----- Records

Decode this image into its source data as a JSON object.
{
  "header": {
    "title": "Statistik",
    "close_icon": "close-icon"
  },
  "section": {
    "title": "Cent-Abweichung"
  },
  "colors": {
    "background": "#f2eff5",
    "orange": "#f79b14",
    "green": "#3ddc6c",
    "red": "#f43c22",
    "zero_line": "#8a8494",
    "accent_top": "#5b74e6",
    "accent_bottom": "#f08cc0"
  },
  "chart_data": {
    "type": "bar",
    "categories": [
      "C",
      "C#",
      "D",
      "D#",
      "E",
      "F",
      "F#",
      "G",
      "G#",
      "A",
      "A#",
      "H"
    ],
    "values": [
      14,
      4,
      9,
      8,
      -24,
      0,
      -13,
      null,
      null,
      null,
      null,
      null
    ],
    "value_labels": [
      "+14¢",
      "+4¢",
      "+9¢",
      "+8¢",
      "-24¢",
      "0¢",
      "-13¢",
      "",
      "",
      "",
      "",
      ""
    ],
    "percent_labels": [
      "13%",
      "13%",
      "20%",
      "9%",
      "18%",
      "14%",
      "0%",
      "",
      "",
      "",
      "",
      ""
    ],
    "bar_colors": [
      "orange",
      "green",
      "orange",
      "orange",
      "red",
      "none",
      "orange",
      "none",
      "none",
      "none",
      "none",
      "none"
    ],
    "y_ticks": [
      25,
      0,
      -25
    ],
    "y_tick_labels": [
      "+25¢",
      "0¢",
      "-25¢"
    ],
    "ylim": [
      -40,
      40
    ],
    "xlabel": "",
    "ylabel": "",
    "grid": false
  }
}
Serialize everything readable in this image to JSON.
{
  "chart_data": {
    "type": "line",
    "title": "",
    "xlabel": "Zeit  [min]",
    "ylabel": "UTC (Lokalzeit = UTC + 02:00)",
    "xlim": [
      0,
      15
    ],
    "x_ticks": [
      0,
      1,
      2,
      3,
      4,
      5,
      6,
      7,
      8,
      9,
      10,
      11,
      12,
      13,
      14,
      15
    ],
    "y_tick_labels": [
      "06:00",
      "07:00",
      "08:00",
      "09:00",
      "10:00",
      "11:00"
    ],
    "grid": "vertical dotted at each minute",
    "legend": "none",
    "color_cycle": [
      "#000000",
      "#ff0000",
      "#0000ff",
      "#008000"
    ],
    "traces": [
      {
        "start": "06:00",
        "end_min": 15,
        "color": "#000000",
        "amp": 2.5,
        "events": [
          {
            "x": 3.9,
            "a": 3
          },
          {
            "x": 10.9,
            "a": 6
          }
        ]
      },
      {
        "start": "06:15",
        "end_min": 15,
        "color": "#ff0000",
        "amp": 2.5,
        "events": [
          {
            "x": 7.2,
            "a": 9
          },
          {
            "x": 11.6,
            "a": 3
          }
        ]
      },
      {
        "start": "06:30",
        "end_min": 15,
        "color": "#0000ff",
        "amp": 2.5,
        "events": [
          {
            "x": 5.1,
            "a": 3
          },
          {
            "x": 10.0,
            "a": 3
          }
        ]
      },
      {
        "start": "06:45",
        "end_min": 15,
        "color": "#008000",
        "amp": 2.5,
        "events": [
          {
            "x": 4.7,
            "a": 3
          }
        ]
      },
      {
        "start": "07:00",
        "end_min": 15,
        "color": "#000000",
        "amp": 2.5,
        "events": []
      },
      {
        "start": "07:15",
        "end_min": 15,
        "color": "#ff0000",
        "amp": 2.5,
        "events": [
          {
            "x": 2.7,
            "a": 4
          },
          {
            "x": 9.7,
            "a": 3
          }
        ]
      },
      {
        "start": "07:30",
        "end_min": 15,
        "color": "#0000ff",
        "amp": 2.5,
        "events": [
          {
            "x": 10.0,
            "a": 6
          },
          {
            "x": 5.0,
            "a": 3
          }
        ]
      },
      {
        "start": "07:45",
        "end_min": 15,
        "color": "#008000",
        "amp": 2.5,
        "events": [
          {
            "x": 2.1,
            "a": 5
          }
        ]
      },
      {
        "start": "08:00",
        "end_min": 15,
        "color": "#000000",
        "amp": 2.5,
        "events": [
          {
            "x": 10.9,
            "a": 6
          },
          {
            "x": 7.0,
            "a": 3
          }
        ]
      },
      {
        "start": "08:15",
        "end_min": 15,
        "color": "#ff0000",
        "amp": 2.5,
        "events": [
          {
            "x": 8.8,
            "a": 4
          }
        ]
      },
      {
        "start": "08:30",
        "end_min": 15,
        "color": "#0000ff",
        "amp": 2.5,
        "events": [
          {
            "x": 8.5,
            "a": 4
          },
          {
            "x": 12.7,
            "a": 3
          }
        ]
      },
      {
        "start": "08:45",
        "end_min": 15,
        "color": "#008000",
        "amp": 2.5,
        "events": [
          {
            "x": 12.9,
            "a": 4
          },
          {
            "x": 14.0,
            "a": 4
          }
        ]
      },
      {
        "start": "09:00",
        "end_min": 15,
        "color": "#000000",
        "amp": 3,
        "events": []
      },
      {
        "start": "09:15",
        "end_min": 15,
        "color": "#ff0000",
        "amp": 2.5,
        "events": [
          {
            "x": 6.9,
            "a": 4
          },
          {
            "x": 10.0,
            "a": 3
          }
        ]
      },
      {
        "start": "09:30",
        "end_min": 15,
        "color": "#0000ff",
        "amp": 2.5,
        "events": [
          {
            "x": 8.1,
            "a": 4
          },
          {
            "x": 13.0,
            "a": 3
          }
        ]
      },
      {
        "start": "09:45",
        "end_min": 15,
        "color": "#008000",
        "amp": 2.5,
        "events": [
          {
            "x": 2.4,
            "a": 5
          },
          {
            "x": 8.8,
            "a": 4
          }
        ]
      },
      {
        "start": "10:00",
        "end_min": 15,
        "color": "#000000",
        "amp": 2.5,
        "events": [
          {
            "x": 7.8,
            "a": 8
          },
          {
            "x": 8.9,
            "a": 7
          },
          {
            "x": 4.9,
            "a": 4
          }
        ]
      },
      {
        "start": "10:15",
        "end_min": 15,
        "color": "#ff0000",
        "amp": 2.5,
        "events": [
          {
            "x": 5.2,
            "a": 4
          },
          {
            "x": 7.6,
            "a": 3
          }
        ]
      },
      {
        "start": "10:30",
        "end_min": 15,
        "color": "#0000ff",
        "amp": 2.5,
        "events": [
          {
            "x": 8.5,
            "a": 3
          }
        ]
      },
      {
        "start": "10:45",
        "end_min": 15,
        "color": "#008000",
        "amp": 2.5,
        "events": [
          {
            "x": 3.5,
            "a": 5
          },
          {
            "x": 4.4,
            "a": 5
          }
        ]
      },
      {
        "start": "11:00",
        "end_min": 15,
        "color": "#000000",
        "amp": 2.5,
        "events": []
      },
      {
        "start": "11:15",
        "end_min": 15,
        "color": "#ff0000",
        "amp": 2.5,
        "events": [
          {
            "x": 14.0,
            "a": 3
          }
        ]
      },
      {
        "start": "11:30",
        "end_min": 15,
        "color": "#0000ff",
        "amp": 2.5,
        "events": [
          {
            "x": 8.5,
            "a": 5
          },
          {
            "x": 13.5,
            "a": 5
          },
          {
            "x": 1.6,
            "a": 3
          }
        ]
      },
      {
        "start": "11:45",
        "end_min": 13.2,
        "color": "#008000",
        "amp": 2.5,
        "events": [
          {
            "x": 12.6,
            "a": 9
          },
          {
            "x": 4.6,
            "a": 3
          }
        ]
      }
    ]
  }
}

----------

— What this task involves —
The records above must be output exactly, in full.

— Expected output —
Decode this image into its source data as a JSON object.
{
  "header": {
    "title": "Statistik",
    "close_icon": "close-icon"
  },
  "section": {
    "title": "Cent-Abweichung"
  },
  "colors": {
    "background": "#f2eff5",
    "orange": "#f79b14",
    "green": "#3ddc6c",
    "red": "#f43c22",
    "zero_line": "#8a8494",
    "accent_top": "#5b74e6",
    "accent_bottom": "#f08cc0"
  },
  "chart_data": {
    "type": "bar",
    "categories": [
      "C",
      "C#",
      "D",
      "D#",
      "E",
      "F",
      "F#",
      "G",
      "G#",
      "A",
      "A#",
      "H"
    ],
    "values": [
      14,
      4,
      9,
      8,
      -24,
      0,
      -13,
      null,
      null,
      null,
      null,
      null
    ],
    "value_labels": [
      "+14¢",
      "+4¢",
      "+9¢",
      "+8¢",
      "-24¢",
      "0¢",
      "-13¢",
      "",
      "",
      "",
      "",
      ""
    ],
    "percent_labels": [
      "13%",
      "13%",
      "20%",
      "9%",
      "18%",
      "14%",
      "0%",
      "",
      "",
      "",
      "",
      ""
    ],
    "bar_colors": [
      "orange",
      "green",
      "orange",
      "orange",
      "red",
      "none",
      "orange",
      "none",
      "none",
      "none",
      "none",
      "none"
    ],
    "y_ticks": [
      25,
      0,
      -25
    ],
    "y_tick_labels": [
      "+25¢",
      "0¢",
      "-25¢"
    ],
    "ylim": [
      -40,
      40
    ],
    "xlabel": "",
    "ylabel": "",
    "grid": false
  }
}
Serialize everything readable in this image to JSON.
{
  "chart_data": {
    "type": "line",
    "title": "",
    "xlabel": "Zeit  [min]",
    "ylabel": "UTC (Lokalzeit = UTC + 02:00)",
    "xlim": [
      0,
      15
    ],
    "x_ticks": [
      0,
      1,
      2,
      3,
      4,
      5,
      6,
      7,
      8,
      9,
      10,
      11,
      12,
      13,
      14,
      15
    ],
    "y_tick_labels": [
      "06:00",
      "07:00",
      "08:00",
      "09:00",
      "10:00",
      "11:00"
    ],
    "grid": "vertical dotted at each minute",
    "legend": "none",
    "color_cycle": [
      "#000000",
      "#ff0000",
      "#0000ff",
      "#008000"
    ],
    "traces": [
      {
        "start": "06:00",
        "end_min": 15,
        "color": "#000000",
        "amp": 2.5,
        "events": [
          {
            "x": 3.9,
            "a": 3
          },
          {
            "x": 10.9,
            "a": 6
          }
        ]
      },
      {
        "start": "06:15",
        "end_min": 15,
        "color": "#ff0000",
        "amp": 2.5,
        "events": [
          {
            "x": 7.2,
            "a": 9
          },
          {
            "x": 11.6,
            "a": 3
          }
        ]
      },
      {
        "start": "06:30",
        "end_min": 15,
        "color": "#0000ff",
        "amp": 2.5,
        "events": [
          {
            "x": 5.1,
            "a": 3
          },
          {
            "x": 10.0,
            "a": 3
          }
        ]
      },
      {
        "start": "06:45",
        "end_min": 15,
        "color": "#008000",
        "amp": 2.5,
        "events": [
          {
            "x": 4.7,
            "a": 3
          }
        ]
      },
      {
        "start": "07:00",
        "end_min": 15,
        "color": "#000000",
        "amp": 2.5,
        "events": []
      },
      {
        "start": "07:15",
        "end_min": 15,
        "color": "#ff0000",
        "amp": 2.5,
        "events": [
          {
            "x": 2.7,
            "a": 4
          },
          {
            "x": 9.7,
            "a": 3
          }
        ]
      },
      {
        "start": "07:30",
        "end_min": 15,
        "color": "#0000ff",
        "amp": 2.5,
        "events": [
          {
            "x": 10.0,
            "a": 6
          },
          {
            "x": 5.0,
            "a": 3
          }
        ]
      },
      {
        "start": "07:45",
        "end_min": 15,
        "color": "#008000",
        "amp": 2.5,
        "events": [
          {
            "x": 2.1,
            "a": 5
          }
        ]
      },
      {
        "start": "08:00",
        "end_min": 15,
        "color": "#000000",
        "amp": 2.5,
        "events": [
          {
            "x": 10.9,
            "a": 6
          },
          {
            "x": 7.0,
            "a": 3
          }
        ]
      },
      {
        "start": "08:15",
        "end_min": 15,
        "color": "#ff0000",
        "amp": 2.5,
        "events": [
          {
            "x": 8.8,
            "a": 4
          }
        ]
      },
      {
        "start": "08:30",
        "end_min": 15,
        "color": "#0000ff",
        "amp": 2.5,
        "events": [
          {
            "x": 8.5,
            "a": 4
          },
          {
            "x": 12.7,
            "a": 3
          }
        ]
      },
      {
        "start": "08:45",
        "end_min": 15,
        "color": "#008000",
        "amp": 2.5,
        "events": [
          {
            "x": 12.9,
            "a": 4
          },
          {
            "x": 14.0,
            "a": 4
          }
        ]
      },
      {
        "start": "09:00",
        "end_min": 15,
        "color": "#000000",
        "amp": 3,
        "events": []
      },
      {
        "start": "09:15",
        "end_min": 15,
        "color": "#ff0000",
        "amp": 2.5,
        "events": [
          {
            "x": 6.9,
            "a": 4
          },
          {
            "x": 10.0,
            "a": 3
          }
        ]
      },
      {
        "start": "09:30",
        "end_min": 15,
        "color": "#0000ff",
        "amp": 2.5,
        "events": [
          {
            "x": 8.1,
            "a": 4
          },
          {
            "x": 13.0,
            "a": 3
          }
        ]
      },
      {
        "start": "09:45",
        "end_min": 15,
        "color": "#008000",
        "amp": 2.5,
        "events": [
          {
            "x": 2.4,
            "a": 5
          },
          {
            "x": 8.8,
            "a": 4
          }
        ]
      },
      {
        "start": "10:00",
        "end_min": 15,
        "color": "#000000",
        "amp": 2.5,
        "events": [
          {
            "x": 7.8,
            "a": 8
          },
          {
            "x": 8.9,
            "a": 7
          },
          {
            "x": 4.9,
            "a": 4
          }
        ]
      },
      {
        "start": "10:15",
        "end_min": 15,
        "color": "#ff0000",
        "amp": 2.5,
        "events": [
          {
            "x": 5.2,
            "a": 4
          },
          {
            "x": 7.6,
            "a": 3
          }
        ]
      },
      {
        "start": "10:30",
        "end_min": 15,
        "color": "#0000ff",
        "amp": 2.5,
        "events": [
          {
            "x": 8.5,
            "a": 3
          }
        ]
      },
      {
        "start": "10:45",
        "end_min": 15,
        "color": "#008000",
        "amp": 2.5,
        "events": [
          {
            "x": 3.5,
            "a": 5
          },
          {
            "x": 4.4,
            "a": 5
          }
        ]
      },
      {
        "start": "11:00",
        "end_min": 15,
        "color": "#000000",
        "amp": 2.5,
        "events": []
      },
      {
        "start": "11:15",
        "end_min": 15,
        "color": "#ff0000",
        "amp": 2.5,
        "events": [
          {
            "x": 14.0,
            "a": 3
          }
        ]
      },
      {
        "start": "11:30",
        "end_min": 15,
        "color": "#0000ff",
        "amp": 2.5,
        "events": [
          {
            "x": 8.5,
            "a": 5
          },
          {
            "x": 13.5,
            "a": 5
          },
          {
            "x": 1.6,
            "a": 3
          }
        ]
      },
      {
        "start": "11:45",
        "end_min": 13.2,
        "color": "#008000",
        "amp": 2.5,
        "events": [
          {
            "x": 12.6,
            "a": 9
          },
          {
            "x": 4.6,
            "a": 3
          }
        ]
      }
    ]
  }
}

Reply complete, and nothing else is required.